_Set task_.
The listing below should be copied in full, word for word.

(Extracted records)
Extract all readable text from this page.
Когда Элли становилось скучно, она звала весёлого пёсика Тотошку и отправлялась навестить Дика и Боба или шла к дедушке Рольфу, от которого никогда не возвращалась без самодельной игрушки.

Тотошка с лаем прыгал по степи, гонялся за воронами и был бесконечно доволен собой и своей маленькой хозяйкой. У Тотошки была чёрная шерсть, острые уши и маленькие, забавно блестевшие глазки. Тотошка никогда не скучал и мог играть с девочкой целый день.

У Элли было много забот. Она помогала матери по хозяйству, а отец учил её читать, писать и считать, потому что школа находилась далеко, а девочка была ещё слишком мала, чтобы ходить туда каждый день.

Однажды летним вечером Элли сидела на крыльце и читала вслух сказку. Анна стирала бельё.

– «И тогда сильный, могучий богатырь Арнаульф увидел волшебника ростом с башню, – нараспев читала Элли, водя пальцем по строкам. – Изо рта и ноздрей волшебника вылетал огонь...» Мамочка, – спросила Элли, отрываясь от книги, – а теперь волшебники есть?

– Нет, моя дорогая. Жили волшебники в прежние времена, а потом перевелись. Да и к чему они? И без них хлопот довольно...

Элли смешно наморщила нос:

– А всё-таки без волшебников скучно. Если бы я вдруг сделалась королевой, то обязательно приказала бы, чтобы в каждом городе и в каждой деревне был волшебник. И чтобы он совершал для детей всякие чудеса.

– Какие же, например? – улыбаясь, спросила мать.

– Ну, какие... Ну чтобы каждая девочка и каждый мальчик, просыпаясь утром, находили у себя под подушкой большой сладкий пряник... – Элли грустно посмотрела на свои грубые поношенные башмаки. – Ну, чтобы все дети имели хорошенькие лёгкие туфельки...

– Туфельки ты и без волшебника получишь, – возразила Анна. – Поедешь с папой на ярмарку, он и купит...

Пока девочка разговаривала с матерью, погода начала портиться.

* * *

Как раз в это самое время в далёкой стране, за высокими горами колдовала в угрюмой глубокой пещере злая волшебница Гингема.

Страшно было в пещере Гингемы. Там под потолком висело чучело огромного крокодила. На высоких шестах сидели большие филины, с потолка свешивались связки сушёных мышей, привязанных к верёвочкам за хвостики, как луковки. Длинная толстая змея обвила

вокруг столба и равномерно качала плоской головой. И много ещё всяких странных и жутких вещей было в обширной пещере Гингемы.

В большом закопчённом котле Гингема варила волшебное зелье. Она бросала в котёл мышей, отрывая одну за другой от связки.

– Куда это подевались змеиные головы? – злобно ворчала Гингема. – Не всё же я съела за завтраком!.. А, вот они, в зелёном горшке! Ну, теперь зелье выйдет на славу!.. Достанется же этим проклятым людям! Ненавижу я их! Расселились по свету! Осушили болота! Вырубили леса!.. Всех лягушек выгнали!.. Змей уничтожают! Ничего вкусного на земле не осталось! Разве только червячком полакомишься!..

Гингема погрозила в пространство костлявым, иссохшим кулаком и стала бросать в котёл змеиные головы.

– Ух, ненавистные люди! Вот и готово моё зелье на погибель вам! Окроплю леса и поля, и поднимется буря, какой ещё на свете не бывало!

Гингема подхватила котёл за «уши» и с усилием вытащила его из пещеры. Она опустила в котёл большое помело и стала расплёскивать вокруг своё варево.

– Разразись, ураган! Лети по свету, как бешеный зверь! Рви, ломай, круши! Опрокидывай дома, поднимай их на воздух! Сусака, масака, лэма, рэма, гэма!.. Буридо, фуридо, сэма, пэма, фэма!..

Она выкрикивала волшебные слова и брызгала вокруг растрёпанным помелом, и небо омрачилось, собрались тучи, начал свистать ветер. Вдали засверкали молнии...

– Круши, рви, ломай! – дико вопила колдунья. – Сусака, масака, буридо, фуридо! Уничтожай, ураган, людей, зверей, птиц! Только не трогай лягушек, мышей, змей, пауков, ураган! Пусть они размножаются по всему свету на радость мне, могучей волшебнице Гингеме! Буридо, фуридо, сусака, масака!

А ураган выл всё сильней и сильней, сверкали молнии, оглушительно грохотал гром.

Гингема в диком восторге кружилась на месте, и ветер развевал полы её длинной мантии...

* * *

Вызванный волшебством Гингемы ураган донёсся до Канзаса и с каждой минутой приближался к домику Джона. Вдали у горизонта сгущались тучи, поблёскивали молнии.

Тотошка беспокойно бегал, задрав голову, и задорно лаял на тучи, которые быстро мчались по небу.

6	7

_Correct answer_.
Extract all readable text from this page.
Когда Элли становилось скучно, она звала весёлого пёсика Тотошку и отправлялась навестить Дика и Боба или шла к дедушке Рольфу, от которого никогда не возвращалась без самодельной игрушки.

Тотошка с лаем прыгал по степи, гонялся за воронами и был бесконечно доволен собой и своей маленькой хозяйкой. У Тотошки была чёрная шерсть, острые уши и маленькие, забавно блестевшие глазки. Тотошка никогда не скучал и мог играть с девочкой целый день.

У Элли было много забот. Она помогала матери по хозяйству, а отец учил её читать, писать и считать, потому что школа находилась далеко, а девочка была ещё слишком мала, чтобы ходить туда каждый день.

Однажды летним вечером Элли сидела на крыльце и читала вслух сказку. Анна стирала бельё.

– «И тогда сильный, могучий богатырь Арнаульф увидел волшебника ростом с башню, – нараспев читала Элли, водя пальцем по строкам. – Изо рта и ноздрей волшебника вылетал огонь...» Мамочка, – спросила Элли, отрываясь от книги, – а теперь волшебники есть?

– Нет, моя дорогая. Жили волшебники в прежние времена, а потом перевелись. Да и к чему они? И без них хлопот довольно...

Элли смешно наморщила нос:

– А всё-таки без волшебников скучно. Если бы я вдруг сделалась королевой, то обязательно приказала бы, чтобы в каждом городе и в каждой деревне был волшебник. И чтобы он совершал для детей всякие чудеса.

– Какие же, например? – улыбаясь, спросила мать.

– Ну, какие... Ну чтобы каждая девочка и каждый мальчик, просыпаясь утром, находили у себя под подушкой большой сладкий пряник... – Элли грустно посмотрела на свои грубые поношенные башмаки. – Ну, чтобы все дети имели хорошенькие лёгкие туфельки...

– Туфельки ты и без волшебника получишь, – возразила Анна. – Поедешь с папой на ярмарку, он и купит...

Пока девочка разговаривала с матерью, погода начала портиться.

* * *

Как раз в это самое время в далёкой стране, за высокими горами колдовала в угрюмой глубокой пещере злая волшебница Гингема.

Страшно было в пещере Гингемы. Там под потолком висело чучело огромного крокодила. На высоких шестах сидели большие филины, с потолка свешивались связки сушёных мышей, привязанных к верёвочкам за хвостики, как луковки. Длинная толстая змея обвила

вокруг столба и равномерно качала плоской головой. И много ещё всяких странных и жутких вещей было в обширной пещере Гингемы.

В большом закопчённом котле Гингема варила волшебное зелье. Она бросала в котёл мышей, отрывая одну за другой от связки.

– Куда это подевались змеиные головы? – злобно ворчала Гингема. – Не всё же я съела за завтраком!.. А, вот они, в зелёном горшке! Ну, теперь зелье выйдет на славу!.. Достанется же этим проклятым людям! Ненавижу я их! Расселились по свету! Осушили болота! Вырубили леса!.. Всех лягушек выгнали!.. Змей уничтожают! Ничего вкусного на земле не осталось! Разве только червячком полакомишься!..

Гингема погрозила в пространство костлявым, иссохшим кулаком и стала бросать в котёл змеиные головы.

– Ух, ненавистные люди! Вот и готово моё зелье на погибель вам! Окроплю леса и поля, и поднимется буря, какой ещё на свете не бывало!

Гингема подхватила котёл за «уши» и с усилием вытащила его из пещеры. Она опустила в котёл большое помело и стала расплёскивать вокруг своё варево.

– Разразись, ураган! Лети по свету, как бешеный зверь! Рви, ломай, круши! Опрокидывай дома, поднимай их на воздух! Сусака, масака, лэма, рэма, гэма!.. Буридо, фуридо, сэма, пэма, фэма!..

Она выкрикивала волшебные слова и брызгала вокруг растрёпанным помелом, и небо омрачилось, собрались тучи, начал свистать ветер. Вдали засверкали молнии...

– Круши, рви, ломай! – дико вопила колдунья. – Сусака, масака, буридо, фуридо! Уничтожай, ураган, людей, зверей, птиц! Только не трогай лягушек, мышей, змей, пауков, ураган! Пусть они размножаются по всему свету на радость мне, могучей волшебнице Гингеме! Буридо, фуридо, сусака, масака!

А ураган выл всё сильней и сильней, сверкали молнии, оглушительно грохотал гром.

Гингема в диком восторге кружилась на месте, и ветер развевал полы её длинной мантии...

* * *

Вызванный волшебством Гингемы ураган донёсся до Канзаса и с каждой минутой приближался к домику Джона. Вдали у горизонта сгущались тучи, поблёскивали молнии.

Тотошка беспокойно бегал, задрав голову, и задорно лаял на тучи, которые быстро мчались по небу.

6	7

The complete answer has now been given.